Exercise directions >> Express each line of the records below as a JSON list of strings, one string per line, with blank lines omitted.

▽

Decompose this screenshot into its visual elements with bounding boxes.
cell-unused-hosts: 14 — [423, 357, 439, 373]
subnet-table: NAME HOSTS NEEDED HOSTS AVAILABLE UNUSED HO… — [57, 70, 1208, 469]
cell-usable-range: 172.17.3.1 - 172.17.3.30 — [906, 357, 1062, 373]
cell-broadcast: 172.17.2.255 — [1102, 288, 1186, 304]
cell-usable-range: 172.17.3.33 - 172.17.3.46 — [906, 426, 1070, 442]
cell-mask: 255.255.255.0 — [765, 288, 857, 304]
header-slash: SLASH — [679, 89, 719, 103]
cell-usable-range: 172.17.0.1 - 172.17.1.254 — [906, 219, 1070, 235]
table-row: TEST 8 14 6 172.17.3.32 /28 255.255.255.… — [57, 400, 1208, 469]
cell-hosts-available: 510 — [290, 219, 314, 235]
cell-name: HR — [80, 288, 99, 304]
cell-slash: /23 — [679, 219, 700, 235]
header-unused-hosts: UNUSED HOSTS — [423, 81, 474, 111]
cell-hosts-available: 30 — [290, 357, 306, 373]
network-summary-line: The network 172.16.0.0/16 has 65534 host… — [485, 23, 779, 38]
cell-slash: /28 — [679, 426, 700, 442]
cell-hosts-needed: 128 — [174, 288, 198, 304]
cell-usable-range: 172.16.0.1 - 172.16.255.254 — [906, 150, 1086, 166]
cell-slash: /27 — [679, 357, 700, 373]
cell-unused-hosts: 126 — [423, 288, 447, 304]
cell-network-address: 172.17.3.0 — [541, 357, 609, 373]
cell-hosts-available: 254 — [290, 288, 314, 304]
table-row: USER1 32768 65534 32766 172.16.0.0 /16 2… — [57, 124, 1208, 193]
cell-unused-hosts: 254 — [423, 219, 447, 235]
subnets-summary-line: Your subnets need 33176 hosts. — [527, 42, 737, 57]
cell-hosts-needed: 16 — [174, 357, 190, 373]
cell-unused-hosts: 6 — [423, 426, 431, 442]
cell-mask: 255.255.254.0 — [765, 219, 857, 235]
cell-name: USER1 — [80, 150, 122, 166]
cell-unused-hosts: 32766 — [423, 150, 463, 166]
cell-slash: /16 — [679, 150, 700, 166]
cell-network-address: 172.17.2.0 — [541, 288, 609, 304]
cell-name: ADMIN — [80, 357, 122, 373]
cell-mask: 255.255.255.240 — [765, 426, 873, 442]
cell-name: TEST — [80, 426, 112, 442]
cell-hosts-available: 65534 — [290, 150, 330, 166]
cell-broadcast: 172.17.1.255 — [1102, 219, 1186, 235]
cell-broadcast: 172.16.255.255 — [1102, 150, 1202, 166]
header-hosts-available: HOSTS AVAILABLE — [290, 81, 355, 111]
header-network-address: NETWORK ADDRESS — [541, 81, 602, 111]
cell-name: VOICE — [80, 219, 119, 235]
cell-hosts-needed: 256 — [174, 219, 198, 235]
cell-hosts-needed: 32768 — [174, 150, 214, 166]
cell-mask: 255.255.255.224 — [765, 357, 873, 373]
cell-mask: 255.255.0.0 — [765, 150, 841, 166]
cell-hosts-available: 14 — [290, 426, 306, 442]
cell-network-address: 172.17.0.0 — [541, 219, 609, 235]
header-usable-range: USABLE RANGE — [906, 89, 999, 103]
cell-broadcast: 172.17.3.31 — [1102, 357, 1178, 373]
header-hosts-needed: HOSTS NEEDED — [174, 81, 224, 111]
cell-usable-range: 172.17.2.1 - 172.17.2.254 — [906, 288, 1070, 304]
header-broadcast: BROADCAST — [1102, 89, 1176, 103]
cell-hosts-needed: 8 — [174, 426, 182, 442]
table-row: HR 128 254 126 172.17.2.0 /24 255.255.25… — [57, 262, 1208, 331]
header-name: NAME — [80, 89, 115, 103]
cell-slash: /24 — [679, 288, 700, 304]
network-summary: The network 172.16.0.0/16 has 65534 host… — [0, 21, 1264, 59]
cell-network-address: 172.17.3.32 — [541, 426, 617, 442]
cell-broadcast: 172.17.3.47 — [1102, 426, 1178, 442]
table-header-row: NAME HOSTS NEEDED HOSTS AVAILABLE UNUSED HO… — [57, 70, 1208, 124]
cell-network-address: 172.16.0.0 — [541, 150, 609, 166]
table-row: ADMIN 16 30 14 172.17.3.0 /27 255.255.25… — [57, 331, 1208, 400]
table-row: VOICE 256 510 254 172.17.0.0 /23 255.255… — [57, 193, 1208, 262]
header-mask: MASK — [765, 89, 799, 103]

△

Answer to this exercise >>
[
  "Decompose this screenshot into its visual elements with bounding boxes.",
  "cell-unused-hosts: 14 — [423, 357, 439, 373]",
  "subnet-table: NAME HOSTS NEEDED HOSTS AVAILABLE UNUSED HO… — [57, 70, 1208, 469]",
  "cell-usable-range: 172.17.3.1 - 172.17.3.30 — [906, 357, 1062, 373]",
  "cell-broadcast: 172.17.2.255 — [1102, 288, 1186, 304]",
  "cell-usable-range: 172.17.3.33 - 172.17.3.46 — [906, 426, 1070, 442]",
  "cell-mask: 255.255.255.0 — [765, 288, 857, 304]",
  "header-slash: SLASH — [679, 89, 719, 103]",
  "cell-usable-range: 172.17.0.1 - 172.17.1.254 — [906, 219, 1070, 235]",
  "table-row: TEST 8 14 6 172.17.3.32 /28 255.255.255.… — [57, 400, 1208, 469]",
  "cell-hosts-available: 510 — [290, 219, 314, 235]",
  "cell-name: HR — [80, 288, 99, 304]",
  "cell-slash: /23 — [679, 219, 700, 235]",
  "header-unused-hosts: UNUSED HOSTS — [423, 81, 474, 111]",
  "cell-hosts-available: 30 — [290, 357, 306, 373]",
  "network-summary-line: The network 172.16.0.0/16 has 65534 host… — [485, 23, 779, 38]",
  "cell-slash: /28 — [679, 426, 700, 442]",
  "cell-hosts-needed: 128 — [174, 288, 198, 304]",
  "cell-usable-range: 172.16.0.1 - 172.16.255.254 — [906, 150, 1086, 166]",
  "cell-slash: /27 — [679, 357, 700, 373]",
  "cell-unused-hosts: 126 — [423, 288, 447, 304]",
  "cell-network-address: 172.17.3.0 — [541, 357, 609, 373]",
  "cell-hosts-available: 254 — [290, 288, 314, 304]",
  "table-row: USER1 32768 65534 32766 172.16.0.0 /16 2… — [57, 124, 1208, 193]",
  "cell-unused-hosts: 254 — [423, 219, 447, 235]",
  "subnets-summary-line: Your subnets need 33176 hosts. — [527, 42, 737, 57]",
  "cell-hosts-needed: 16 — [174, 357, 190, 373]",
  "cell-unused-hosts: 6 — [423, 426, 431, 442]",
  "cell-mask: 255.255.254.0 — [765, 219, 857, 235]",
  "cell-name: USER1 — [80, 150, 122, 166]",
  "cell-unused-hosts: 32766 — [423, 150, 463, 166]",
  "cell-slash: /16 — [679, 150, 700, 166]",
  "cell-network-address: 172.17.2.0 — [541, 288, 609, 304]",
  "cell-name: ADMIN — [80, 357, 122, 373]",
  "cell-mask: 255.255.255.240 — [765, 426, 873, 442]",
  "cell-name: TEST — [80, 426, 112, 442]",
  "cell-hosts-available: 65534 — [290, 150, 330, 166]",
  "cell-broadcast: 172.17.1.255 — [1102, 219, 1186, 235]",
  "cell-broadcast: 172.16.255.255 — [1102, 150, 1202, 166]",
  "header-hosts-available: HOSTS AVAILABLE — [290, 81, 355, 111]",
  "header-network-address: NETWORK ADDRESS — [541, 81, 602, 111]",
  "cell-name: VOICE — [80, 219, 119, 235]",
  "cell-hosts-needed: 256 — [174, 219, 198, 235]",
  "cell-hosts-needed: 32768 — [174, 150, 214, 166]",
  "cell-mask: 255.255.255.224 — [765, 357, 873, 373]",
  "cell-mask: 255.255.0.0 — [765, 150, 841, 166]",
  "cell-hosts-available: 14 — [290, 426, 306, 442]",
  "cell-network-address: 172.17.0.0 — [541, 219, 609, 235]",
  "header-usable-range: USABLE RANGE — [906, 89, 999, 103]",
  "cell-broadcast: 172.17.3.31 — [1102, 357, 1178, 373]",
  "header-hosts-needed: HOSTS NEEDED — [174, 81, 224, 111]",
  "cell-usable-range: 172.17.2.1 - 172.17.2.254 — [906, 288, 1070, 304]",
  "header-broadcast: BROADCAST — [1102, 89, 1176, 103]",
  "cell-hosts-needed: 8 — [174, 426, 182, 442]",
  "table-row: HR 128 254 126 172.17.2.0 /24 255.255.25… — [57, 262, 1208, 331]",
  "header-name: NAME — [80, 89, 115, 103]",
  "cell-slash: /24 — [679, 288, 700, 304]",
  "network-summary: The network 172.16.0.0/16 has 65534 host… — [0, 21, 1264, 59]",
  "cell-network-address: 172.17.3.32 — [541, 426, 617, 442]",
  "cell-broadcast: 172.17.3.47 — [1102, 426, 1178, 442]",
  "table-header-row: NAME HOSTS NEEDED HOSTS AVAILABLE UNUSED HO… — [57, 70, 1208, 124]",
  "cell-network-address: 172.16.0.0 — [541, 150, 609, 166]",
  "table-row: ADMIN 16 30 14 172.17.3.0 /27 255.255.25… — [57, 331, 1208, 400]",
  "table-row: VOICE 256 510 254 172.17.0.0 /23 255.255… — [57, 193, 1208, 262]",
  "header-mask: MASK — [765, 89, 799, 103]"
]